◆ Aim ◆
Track down each line that has the word "vuông" and copy it.

◆ Exercise material ◆
____________

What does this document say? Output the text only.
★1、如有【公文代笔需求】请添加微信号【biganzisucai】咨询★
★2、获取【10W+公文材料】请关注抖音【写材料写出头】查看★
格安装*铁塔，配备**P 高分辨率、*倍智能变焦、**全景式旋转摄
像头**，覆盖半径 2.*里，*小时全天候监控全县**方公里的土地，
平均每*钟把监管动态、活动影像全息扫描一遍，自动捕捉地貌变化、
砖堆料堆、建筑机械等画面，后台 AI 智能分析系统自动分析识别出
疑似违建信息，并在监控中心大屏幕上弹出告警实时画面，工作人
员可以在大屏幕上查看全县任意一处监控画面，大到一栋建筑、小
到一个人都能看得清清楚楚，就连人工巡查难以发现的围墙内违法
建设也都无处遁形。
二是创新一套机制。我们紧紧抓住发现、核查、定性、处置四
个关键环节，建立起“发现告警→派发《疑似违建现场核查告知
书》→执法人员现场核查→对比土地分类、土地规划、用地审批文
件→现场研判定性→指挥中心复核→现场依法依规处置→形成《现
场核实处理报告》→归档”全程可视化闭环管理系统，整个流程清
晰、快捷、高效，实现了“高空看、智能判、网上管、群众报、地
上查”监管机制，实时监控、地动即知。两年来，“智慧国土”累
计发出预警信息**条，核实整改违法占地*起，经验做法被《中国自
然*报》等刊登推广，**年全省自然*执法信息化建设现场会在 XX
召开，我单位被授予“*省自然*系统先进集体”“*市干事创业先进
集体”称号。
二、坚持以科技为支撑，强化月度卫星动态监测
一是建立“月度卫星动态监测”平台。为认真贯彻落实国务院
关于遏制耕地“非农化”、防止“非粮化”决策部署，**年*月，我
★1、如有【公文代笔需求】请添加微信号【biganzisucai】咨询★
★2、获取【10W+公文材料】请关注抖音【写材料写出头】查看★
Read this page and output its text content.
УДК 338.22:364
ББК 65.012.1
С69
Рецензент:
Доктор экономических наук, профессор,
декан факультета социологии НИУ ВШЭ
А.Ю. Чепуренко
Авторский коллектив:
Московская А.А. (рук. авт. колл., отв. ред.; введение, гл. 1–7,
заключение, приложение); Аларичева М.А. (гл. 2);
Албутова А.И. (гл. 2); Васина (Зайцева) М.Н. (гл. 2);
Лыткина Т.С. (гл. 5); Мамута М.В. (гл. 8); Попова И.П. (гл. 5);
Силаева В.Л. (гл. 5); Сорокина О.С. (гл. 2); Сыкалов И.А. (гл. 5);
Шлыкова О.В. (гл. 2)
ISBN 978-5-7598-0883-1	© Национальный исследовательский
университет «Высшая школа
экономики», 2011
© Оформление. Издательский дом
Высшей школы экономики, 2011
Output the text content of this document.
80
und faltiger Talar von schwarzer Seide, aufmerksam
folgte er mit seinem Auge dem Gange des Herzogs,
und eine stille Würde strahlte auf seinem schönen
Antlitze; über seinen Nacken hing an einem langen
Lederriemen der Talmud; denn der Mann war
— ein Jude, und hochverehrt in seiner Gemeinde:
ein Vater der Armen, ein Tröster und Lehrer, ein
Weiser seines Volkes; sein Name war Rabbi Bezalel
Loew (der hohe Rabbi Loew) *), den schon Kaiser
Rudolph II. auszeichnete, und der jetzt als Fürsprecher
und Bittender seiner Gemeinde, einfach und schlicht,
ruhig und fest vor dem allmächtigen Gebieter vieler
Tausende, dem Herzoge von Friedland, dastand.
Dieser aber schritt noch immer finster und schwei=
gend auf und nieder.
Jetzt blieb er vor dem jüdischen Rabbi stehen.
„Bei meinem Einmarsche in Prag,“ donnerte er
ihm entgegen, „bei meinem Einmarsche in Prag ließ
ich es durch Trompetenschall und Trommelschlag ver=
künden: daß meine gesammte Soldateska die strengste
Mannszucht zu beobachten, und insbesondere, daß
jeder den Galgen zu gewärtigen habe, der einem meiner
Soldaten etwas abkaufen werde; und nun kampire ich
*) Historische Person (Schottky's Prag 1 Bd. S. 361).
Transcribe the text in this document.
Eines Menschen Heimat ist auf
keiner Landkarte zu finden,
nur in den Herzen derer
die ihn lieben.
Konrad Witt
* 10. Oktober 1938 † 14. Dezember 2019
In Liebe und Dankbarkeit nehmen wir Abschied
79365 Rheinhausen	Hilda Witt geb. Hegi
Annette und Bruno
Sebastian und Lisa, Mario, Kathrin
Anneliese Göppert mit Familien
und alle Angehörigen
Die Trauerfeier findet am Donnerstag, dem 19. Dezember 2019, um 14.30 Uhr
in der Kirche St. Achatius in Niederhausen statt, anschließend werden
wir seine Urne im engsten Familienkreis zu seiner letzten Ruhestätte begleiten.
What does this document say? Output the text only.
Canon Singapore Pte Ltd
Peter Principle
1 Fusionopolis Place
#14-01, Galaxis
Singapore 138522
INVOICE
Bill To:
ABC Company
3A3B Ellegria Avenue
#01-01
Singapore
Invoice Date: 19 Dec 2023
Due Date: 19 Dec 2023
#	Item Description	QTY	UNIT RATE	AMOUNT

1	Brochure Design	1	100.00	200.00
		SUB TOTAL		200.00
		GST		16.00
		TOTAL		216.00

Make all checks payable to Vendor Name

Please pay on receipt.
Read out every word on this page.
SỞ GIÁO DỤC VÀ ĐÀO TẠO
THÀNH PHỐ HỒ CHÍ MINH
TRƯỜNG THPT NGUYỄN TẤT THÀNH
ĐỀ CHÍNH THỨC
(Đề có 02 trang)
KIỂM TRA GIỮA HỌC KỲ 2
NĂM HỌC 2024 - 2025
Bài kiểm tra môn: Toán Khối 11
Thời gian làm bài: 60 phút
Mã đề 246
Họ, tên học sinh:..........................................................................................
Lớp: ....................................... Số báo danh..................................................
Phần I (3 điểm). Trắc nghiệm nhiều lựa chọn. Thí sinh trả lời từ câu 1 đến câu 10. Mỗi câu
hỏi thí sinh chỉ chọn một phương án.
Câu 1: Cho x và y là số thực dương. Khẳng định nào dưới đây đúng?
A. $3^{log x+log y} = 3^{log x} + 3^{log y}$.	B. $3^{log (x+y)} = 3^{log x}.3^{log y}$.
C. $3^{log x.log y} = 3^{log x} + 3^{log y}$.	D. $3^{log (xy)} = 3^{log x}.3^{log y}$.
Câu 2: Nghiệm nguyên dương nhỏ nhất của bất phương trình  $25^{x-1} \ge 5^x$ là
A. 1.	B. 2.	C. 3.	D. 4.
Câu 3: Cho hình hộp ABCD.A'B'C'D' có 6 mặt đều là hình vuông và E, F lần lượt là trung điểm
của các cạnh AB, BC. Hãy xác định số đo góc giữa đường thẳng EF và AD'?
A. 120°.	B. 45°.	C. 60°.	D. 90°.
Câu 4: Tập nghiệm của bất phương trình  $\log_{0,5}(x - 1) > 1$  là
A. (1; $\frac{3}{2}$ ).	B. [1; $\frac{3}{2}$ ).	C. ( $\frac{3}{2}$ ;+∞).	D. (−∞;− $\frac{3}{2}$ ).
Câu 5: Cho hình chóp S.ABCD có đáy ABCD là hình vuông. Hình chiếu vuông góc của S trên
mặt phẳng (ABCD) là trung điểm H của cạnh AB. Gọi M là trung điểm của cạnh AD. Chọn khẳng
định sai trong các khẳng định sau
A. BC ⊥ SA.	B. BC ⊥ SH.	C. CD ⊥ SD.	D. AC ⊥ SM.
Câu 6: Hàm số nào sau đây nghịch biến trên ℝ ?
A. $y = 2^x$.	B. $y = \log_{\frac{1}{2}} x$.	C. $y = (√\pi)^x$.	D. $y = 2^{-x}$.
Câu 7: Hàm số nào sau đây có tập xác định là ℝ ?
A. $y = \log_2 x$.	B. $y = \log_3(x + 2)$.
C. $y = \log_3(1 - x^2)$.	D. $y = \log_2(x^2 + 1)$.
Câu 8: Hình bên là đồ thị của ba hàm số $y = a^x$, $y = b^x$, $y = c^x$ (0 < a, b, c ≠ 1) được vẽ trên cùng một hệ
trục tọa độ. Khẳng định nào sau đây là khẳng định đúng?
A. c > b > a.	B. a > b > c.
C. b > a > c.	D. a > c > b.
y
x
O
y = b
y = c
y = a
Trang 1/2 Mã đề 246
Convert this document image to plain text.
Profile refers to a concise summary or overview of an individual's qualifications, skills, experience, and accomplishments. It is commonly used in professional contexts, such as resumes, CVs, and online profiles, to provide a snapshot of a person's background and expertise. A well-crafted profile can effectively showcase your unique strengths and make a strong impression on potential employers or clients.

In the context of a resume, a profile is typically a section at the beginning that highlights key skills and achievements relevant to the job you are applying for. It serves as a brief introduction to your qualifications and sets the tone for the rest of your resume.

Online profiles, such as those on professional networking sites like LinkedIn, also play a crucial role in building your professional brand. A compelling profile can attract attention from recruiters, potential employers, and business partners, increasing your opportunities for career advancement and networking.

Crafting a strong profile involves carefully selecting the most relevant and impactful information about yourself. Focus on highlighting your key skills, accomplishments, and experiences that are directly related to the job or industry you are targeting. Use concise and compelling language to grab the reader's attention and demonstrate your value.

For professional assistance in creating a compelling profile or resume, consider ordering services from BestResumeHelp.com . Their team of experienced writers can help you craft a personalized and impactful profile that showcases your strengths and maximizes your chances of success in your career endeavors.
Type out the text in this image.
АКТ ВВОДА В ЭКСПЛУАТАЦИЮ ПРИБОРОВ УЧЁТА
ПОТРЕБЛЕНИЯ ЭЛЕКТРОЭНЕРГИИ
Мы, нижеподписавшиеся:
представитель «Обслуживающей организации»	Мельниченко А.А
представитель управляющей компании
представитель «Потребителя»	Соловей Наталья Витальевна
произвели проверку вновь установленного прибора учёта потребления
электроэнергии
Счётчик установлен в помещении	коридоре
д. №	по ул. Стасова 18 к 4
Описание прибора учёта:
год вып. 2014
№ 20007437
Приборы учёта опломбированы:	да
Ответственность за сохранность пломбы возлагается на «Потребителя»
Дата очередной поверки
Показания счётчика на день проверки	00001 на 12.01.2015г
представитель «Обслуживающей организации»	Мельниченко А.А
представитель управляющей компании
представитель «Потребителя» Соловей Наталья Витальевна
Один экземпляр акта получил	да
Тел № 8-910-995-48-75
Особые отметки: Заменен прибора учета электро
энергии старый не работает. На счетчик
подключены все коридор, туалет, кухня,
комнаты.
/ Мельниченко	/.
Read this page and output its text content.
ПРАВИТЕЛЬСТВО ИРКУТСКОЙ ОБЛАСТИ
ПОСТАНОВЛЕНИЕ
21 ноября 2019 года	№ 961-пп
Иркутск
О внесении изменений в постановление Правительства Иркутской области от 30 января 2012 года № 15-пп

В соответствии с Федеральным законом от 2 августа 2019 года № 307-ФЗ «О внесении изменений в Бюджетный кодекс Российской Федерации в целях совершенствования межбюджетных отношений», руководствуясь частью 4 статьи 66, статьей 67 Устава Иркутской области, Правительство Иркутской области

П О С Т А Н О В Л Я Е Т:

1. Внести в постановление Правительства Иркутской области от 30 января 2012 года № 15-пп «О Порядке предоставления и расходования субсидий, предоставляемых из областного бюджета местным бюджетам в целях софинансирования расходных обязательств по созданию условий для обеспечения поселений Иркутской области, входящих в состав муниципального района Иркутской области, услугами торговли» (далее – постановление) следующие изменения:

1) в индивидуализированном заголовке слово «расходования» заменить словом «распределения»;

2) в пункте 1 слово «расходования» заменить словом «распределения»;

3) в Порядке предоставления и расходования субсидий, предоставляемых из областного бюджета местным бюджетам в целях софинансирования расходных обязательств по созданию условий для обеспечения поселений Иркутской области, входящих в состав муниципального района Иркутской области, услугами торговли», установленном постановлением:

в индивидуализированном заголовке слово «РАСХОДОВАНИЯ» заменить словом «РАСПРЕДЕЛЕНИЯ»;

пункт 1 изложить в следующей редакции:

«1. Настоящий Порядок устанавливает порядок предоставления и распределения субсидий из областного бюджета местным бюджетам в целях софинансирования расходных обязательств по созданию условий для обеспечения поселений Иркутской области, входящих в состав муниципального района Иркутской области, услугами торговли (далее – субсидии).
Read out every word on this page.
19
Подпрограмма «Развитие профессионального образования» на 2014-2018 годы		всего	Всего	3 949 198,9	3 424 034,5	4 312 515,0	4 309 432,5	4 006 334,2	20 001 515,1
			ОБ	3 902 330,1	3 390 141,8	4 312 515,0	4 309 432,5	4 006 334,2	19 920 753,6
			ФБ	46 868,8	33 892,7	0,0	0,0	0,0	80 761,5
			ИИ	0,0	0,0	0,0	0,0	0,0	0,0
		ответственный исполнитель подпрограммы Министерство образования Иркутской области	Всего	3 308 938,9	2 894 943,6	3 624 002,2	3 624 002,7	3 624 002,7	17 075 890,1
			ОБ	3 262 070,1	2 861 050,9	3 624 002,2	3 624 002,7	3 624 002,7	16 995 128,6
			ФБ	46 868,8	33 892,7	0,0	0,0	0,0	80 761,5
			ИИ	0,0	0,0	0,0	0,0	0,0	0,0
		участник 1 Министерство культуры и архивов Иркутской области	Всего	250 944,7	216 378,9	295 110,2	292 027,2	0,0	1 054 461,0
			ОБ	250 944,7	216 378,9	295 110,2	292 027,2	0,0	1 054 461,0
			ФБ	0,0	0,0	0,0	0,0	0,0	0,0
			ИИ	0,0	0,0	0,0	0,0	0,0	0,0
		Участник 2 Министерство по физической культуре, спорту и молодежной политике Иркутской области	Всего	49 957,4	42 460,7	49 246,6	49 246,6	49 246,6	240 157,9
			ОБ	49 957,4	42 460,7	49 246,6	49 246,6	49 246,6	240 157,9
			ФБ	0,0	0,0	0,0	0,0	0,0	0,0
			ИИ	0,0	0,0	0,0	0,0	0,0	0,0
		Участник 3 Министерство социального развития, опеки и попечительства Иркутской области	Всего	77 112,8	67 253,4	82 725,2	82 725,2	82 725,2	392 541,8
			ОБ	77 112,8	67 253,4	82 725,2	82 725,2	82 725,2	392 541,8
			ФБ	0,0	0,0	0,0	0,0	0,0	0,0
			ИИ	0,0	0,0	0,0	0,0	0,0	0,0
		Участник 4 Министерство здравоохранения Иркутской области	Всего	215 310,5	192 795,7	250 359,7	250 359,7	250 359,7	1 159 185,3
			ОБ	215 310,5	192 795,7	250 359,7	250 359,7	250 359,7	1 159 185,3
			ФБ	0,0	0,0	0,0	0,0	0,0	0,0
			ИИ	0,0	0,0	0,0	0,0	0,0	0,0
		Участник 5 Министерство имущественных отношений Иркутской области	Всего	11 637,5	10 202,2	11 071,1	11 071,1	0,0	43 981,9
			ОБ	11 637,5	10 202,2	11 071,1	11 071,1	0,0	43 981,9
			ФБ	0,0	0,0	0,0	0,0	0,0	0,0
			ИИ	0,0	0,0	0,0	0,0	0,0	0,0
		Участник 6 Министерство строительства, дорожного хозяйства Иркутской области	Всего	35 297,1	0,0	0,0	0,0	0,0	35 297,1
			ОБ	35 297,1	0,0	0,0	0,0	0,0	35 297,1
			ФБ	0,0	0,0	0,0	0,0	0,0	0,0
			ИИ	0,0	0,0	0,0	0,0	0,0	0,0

____________

◆ Exercise output ◆
Câu 3: Cho hình hộp ABCD.A'B'C'D' có 6 mặt đều là hình vuông và E, F lần lượt là trung điểm
Câu 5: Cho hình chóp S.ABCD có đáy ABCD là hình vuông. Hình chiếu vuông góc của S trên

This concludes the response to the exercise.